Top of Information provided

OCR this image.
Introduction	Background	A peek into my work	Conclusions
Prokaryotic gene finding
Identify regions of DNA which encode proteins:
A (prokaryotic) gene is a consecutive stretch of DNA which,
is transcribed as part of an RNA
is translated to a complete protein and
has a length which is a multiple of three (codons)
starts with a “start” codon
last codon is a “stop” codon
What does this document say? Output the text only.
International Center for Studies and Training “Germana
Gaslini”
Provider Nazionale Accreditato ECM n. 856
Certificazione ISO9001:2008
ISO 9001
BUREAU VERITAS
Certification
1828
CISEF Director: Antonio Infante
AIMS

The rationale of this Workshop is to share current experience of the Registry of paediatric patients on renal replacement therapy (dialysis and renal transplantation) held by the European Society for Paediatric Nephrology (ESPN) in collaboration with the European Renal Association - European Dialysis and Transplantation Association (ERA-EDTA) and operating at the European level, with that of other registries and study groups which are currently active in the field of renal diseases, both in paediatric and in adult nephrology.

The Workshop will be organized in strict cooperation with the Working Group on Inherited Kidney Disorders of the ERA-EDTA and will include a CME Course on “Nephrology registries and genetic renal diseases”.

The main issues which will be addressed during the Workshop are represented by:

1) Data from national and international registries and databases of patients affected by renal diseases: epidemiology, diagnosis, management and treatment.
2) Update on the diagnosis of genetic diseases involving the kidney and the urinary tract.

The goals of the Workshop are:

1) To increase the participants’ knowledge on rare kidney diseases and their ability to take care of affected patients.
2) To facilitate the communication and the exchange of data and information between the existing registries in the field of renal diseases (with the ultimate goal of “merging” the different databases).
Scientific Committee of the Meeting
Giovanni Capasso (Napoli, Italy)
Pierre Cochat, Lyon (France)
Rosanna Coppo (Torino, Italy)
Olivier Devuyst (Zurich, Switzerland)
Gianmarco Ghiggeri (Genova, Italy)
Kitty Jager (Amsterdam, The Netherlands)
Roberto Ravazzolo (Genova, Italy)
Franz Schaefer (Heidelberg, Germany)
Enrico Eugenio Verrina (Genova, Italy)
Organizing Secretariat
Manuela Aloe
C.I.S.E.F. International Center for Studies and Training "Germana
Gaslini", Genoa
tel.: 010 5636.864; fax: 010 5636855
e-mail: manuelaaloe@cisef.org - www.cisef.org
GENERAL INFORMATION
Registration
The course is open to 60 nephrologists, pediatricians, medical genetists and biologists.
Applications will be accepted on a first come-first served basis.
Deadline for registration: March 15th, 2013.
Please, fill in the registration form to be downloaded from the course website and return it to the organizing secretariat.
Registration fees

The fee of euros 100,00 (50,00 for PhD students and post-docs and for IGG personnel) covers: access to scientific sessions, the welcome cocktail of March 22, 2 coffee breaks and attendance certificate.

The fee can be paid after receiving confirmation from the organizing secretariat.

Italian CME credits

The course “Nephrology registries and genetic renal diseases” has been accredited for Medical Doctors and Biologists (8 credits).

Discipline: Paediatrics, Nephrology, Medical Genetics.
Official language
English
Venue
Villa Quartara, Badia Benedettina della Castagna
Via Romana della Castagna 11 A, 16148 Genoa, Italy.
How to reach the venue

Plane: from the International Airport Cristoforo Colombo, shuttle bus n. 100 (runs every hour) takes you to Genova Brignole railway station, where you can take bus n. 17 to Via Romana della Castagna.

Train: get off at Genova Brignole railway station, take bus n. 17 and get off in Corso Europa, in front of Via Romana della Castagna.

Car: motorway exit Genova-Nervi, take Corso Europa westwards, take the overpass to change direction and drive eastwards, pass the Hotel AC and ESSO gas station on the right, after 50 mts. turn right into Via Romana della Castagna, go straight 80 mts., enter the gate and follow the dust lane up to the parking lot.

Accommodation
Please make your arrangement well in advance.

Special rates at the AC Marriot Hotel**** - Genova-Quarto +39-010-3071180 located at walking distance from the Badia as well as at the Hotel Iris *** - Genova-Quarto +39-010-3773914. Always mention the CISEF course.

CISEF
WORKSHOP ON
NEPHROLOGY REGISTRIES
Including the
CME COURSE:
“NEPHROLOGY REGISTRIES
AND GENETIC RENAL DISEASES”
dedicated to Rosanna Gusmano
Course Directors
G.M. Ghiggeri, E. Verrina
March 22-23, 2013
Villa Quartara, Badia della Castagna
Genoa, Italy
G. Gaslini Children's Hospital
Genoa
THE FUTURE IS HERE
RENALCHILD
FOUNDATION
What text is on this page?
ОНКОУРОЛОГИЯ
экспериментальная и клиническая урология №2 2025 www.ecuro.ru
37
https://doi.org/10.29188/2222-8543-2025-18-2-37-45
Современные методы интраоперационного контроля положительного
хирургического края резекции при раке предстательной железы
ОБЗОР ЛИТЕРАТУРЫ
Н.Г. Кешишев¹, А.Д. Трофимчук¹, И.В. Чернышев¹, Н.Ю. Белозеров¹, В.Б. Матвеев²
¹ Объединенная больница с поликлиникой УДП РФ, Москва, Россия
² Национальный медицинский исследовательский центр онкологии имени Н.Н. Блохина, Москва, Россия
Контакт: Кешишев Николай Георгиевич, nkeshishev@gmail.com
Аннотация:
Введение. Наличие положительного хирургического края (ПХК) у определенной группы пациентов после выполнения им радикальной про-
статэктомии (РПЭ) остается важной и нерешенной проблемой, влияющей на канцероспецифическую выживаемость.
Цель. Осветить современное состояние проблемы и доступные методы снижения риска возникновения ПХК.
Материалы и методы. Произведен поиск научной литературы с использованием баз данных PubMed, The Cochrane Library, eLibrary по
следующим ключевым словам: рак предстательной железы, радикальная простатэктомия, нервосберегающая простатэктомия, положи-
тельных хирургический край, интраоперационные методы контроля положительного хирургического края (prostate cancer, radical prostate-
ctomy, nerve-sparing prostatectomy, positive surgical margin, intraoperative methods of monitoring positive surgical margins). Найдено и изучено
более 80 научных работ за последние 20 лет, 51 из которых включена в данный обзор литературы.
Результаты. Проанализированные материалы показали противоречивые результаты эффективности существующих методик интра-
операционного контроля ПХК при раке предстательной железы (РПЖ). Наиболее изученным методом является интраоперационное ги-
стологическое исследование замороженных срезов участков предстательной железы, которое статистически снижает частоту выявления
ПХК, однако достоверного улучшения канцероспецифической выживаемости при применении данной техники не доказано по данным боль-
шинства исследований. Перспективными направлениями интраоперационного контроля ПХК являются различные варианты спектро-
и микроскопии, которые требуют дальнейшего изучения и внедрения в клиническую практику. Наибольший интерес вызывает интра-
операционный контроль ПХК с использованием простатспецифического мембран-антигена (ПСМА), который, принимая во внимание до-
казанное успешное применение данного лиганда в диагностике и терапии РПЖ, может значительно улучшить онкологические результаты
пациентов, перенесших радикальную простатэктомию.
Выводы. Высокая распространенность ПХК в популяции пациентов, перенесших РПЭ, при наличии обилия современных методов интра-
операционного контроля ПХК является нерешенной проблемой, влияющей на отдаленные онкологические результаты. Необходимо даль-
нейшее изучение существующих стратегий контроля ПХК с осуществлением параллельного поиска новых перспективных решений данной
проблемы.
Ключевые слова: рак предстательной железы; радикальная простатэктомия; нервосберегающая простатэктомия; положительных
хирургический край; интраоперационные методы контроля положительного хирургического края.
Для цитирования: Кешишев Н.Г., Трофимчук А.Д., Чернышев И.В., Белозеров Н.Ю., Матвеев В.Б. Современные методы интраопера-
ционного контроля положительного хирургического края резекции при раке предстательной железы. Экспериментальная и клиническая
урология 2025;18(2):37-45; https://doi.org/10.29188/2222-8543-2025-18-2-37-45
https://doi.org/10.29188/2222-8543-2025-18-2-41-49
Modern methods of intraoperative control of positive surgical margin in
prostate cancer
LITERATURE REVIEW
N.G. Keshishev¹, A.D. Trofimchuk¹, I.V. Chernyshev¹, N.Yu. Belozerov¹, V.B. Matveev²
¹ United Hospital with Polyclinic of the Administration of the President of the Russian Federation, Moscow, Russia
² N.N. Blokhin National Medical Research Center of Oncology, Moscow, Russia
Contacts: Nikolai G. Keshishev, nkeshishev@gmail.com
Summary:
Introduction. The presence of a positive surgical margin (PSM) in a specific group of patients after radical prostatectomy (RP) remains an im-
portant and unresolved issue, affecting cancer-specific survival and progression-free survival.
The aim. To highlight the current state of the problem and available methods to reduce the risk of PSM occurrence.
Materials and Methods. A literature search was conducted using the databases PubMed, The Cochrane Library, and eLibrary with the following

Bottom of Information provided

* Assigned task
Across the entries above, work out how many lines include the string "What", and report only that figure.

* Task response
2